┌──

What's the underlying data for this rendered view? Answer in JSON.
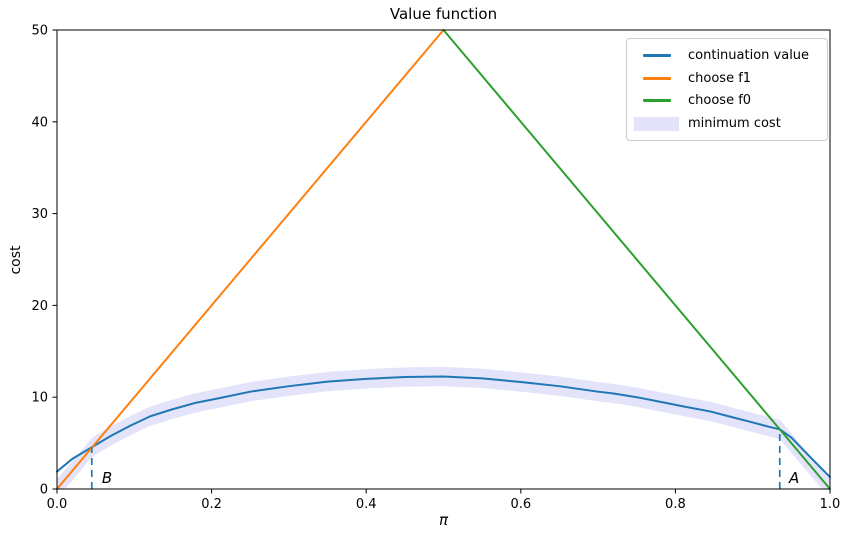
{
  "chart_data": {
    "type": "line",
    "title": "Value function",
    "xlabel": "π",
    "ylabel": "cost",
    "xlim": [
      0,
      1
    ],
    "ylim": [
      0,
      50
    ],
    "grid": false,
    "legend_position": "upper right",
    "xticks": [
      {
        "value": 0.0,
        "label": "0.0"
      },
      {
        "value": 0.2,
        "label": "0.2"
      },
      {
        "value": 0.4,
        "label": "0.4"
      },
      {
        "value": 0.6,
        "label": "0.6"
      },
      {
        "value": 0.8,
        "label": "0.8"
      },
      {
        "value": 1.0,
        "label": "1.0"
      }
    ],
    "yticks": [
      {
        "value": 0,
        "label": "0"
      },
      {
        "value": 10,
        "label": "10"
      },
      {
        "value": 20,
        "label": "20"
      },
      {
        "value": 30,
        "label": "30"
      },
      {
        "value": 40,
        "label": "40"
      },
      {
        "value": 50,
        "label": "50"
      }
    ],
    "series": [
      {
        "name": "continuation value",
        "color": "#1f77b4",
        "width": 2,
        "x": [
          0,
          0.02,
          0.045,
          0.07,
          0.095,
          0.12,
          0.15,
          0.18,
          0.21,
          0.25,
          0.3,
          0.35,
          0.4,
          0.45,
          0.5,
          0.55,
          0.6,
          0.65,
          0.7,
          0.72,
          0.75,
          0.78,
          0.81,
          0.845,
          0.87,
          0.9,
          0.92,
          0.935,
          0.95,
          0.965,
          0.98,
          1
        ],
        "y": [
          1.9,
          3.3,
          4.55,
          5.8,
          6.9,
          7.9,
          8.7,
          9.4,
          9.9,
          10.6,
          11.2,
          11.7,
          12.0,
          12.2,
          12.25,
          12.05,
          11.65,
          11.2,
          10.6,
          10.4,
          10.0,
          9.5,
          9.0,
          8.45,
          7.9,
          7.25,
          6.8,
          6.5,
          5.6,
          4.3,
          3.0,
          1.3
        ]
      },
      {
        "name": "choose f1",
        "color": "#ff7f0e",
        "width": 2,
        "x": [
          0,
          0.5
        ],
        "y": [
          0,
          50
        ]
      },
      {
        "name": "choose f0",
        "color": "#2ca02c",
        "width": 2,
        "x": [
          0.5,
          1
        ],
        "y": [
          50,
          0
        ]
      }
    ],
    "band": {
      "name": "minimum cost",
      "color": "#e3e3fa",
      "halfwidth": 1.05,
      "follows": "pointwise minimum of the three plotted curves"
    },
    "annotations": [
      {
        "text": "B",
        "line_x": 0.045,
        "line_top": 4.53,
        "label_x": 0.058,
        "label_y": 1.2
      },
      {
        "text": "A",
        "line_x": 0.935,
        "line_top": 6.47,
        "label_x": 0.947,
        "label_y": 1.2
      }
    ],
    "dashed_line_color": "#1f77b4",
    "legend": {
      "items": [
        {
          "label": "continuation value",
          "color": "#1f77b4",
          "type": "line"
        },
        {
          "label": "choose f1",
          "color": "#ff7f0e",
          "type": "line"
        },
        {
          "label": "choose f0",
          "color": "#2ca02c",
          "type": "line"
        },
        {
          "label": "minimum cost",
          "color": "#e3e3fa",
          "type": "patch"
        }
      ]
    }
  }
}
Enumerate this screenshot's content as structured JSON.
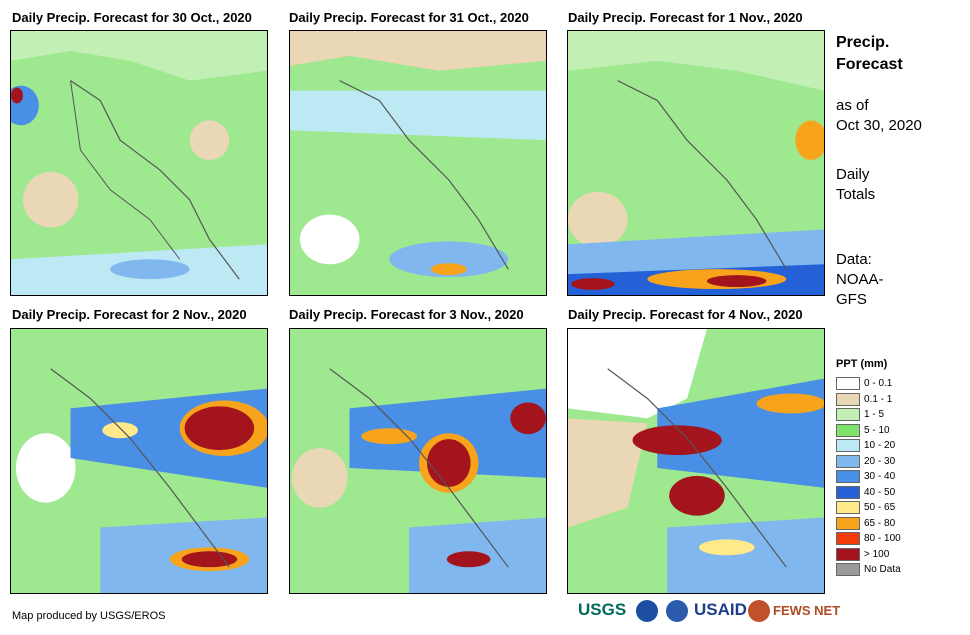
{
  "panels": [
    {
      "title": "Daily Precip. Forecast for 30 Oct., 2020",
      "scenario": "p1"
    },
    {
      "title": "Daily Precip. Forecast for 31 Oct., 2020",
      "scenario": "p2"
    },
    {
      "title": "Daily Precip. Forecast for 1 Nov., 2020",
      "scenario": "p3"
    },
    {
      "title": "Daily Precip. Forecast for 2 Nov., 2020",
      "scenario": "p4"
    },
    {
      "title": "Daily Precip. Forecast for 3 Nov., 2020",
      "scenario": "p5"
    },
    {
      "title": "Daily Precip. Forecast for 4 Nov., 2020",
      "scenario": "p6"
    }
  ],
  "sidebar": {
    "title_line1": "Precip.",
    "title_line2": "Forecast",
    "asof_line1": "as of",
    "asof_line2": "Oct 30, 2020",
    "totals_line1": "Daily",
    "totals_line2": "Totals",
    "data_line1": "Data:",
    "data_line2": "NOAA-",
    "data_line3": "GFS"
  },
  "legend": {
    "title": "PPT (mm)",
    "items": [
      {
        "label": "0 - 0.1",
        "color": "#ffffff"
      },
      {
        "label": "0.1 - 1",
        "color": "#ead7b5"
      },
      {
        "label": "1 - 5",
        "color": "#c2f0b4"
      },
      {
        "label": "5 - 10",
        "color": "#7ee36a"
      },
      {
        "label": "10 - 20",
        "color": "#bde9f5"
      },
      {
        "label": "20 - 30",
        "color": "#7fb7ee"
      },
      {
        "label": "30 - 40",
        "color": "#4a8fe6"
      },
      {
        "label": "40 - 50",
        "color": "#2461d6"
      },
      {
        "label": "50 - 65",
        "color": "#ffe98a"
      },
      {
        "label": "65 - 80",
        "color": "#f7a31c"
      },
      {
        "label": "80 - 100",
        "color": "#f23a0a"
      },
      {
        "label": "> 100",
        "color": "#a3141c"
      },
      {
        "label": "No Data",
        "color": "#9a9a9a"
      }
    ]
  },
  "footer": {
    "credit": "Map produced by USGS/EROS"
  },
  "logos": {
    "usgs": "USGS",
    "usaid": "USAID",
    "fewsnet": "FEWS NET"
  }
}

└──

Copy out every line of the data that includes "Precip".

      "title": "Daily Precip. Forecast for 30 Oct., 2020",
      "title": "Daily Precip. Forecast for 31 Oct., 2020",
      "title": "Daily Precip. Forecast for 1 Nov., 2020",
      "title": "Daily Precip. Forecast for 2 Nov., 2020",
      "title": "Daily Precip. Forecast for 3 Nov., 2020",
      "title": "Daily Precip. Forecast for 4 Nov., 2020",
    "title_line1": "Precip.",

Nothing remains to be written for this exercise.